Aim
Check every line below for the word "this" and show those that hold it.

** START Provided records **

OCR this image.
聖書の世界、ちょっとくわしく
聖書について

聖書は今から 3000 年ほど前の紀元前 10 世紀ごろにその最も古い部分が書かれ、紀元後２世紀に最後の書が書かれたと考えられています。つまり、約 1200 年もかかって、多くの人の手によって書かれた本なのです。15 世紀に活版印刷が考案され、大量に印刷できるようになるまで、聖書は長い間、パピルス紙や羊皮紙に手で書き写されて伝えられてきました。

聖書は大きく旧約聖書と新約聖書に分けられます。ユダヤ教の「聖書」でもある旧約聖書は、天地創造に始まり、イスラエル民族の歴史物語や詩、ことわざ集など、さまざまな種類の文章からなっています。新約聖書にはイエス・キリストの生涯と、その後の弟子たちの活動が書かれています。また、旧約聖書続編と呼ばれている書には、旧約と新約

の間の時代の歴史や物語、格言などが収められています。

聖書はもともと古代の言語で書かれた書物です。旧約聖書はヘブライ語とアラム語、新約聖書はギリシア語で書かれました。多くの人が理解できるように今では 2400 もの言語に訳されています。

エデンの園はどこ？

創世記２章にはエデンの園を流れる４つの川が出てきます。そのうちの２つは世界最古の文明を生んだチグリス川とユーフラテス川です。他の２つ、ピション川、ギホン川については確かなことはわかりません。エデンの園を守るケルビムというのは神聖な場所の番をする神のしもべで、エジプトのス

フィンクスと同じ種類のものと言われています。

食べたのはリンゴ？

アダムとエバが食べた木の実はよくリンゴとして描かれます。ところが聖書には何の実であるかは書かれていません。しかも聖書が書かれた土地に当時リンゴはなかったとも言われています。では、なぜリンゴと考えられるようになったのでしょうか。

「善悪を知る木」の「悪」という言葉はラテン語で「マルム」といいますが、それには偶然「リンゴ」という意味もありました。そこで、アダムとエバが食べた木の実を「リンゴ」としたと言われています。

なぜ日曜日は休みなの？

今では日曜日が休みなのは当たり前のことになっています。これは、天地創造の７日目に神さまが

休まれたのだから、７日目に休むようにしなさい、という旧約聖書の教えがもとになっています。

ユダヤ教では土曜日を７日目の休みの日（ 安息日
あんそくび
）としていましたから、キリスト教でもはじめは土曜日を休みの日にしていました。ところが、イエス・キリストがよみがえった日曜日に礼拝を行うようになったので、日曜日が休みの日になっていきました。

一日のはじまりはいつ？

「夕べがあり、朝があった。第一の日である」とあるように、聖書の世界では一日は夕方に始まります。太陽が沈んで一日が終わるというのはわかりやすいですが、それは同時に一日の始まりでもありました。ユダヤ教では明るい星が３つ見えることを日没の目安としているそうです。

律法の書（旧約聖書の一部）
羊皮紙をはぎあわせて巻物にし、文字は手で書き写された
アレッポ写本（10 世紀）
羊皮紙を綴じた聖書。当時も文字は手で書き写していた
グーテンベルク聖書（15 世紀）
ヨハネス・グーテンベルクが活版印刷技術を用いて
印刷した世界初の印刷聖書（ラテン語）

** END Provided records **
** START Provided records **

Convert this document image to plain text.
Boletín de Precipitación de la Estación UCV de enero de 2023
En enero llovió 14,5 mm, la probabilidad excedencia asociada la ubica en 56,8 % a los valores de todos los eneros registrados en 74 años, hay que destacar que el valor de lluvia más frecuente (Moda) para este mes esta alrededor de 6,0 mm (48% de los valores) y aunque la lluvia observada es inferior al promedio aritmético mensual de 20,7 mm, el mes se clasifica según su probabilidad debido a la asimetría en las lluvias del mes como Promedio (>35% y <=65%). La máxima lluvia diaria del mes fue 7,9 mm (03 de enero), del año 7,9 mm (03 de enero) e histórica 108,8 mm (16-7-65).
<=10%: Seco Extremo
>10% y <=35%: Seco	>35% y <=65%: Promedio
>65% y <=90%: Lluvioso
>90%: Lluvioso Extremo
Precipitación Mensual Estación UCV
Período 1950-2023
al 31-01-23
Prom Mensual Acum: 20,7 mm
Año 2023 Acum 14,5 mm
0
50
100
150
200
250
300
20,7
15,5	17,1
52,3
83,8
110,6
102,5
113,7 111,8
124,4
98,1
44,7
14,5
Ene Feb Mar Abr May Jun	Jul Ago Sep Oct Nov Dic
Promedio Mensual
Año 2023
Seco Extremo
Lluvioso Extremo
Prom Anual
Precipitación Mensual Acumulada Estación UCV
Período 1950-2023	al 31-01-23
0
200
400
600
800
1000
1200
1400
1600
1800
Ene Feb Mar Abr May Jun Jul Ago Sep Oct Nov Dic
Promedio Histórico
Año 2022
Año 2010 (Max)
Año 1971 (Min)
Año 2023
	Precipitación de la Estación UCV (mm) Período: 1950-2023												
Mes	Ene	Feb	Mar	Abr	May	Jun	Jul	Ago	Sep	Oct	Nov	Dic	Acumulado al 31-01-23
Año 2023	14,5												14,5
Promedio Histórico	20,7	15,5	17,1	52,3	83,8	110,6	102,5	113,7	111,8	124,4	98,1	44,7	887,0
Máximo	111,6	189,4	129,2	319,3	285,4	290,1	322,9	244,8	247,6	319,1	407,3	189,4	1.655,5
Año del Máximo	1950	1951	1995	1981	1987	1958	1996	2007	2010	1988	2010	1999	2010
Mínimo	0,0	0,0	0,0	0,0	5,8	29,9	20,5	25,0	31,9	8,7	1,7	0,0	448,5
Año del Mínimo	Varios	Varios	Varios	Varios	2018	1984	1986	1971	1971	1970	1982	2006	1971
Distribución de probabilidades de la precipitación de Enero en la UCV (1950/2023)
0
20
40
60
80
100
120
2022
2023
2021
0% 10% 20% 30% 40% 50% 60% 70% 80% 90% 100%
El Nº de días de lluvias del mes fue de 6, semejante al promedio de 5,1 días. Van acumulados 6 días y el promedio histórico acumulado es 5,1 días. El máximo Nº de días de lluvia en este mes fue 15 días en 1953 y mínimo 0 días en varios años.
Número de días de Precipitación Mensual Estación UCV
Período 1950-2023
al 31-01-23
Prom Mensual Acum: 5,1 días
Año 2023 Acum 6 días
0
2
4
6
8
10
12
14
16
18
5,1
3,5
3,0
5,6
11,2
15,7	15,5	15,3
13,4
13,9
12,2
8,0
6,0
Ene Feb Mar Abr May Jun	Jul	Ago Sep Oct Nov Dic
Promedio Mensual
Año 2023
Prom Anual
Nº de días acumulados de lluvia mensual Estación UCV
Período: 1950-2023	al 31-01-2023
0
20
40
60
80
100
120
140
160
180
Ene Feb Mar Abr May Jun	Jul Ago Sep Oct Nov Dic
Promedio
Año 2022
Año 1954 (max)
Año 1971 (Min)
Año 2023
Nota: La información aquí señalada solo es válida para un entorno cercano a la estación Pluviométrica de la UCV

** END Provided records **
** START Provided records **

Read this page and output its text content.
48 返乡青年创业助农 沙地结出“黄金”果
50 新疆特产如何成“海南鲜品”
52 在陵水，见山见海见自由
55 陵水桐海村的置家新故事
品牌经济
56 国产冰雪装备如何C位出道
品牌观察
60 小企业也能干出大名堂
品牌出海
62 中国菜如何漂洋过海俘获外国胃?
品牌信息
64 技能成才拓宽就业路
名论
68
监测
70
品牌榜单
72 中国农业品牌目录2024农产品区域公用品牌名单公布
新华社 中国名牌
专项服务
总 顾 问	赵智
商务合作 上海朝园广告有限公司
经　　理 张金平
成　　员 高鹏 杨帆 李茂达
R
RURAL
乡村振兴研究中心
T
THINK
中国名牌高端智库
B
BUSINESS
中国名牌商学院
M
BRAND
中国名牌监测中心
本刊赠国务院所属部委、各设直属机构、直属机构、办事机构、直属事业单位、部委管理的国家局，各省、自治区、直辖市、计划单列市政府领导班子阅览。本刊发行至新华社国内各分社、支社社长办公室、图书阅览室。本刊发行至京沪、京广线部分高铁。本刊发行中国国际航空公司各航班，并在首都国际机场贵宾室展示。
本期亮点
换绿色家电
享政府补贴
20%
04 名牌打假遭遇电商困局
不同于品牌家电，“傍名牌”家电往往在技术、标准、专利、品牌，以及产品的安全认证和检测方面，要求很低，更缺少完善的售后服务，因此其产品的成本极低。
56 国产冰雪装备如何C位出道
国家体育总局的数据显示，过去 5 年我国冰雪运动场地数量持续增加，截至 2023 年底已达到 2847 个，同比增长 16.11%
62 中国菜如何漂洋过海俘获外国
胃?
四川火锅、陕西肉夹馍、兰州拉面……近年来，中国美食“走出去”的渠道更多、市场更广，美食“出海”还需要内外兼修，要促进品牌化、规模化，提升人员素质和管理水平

** END Provided records **

Solution to the problem
OCR this image.
Convert this document image to plain text.
Read this page and output its text content.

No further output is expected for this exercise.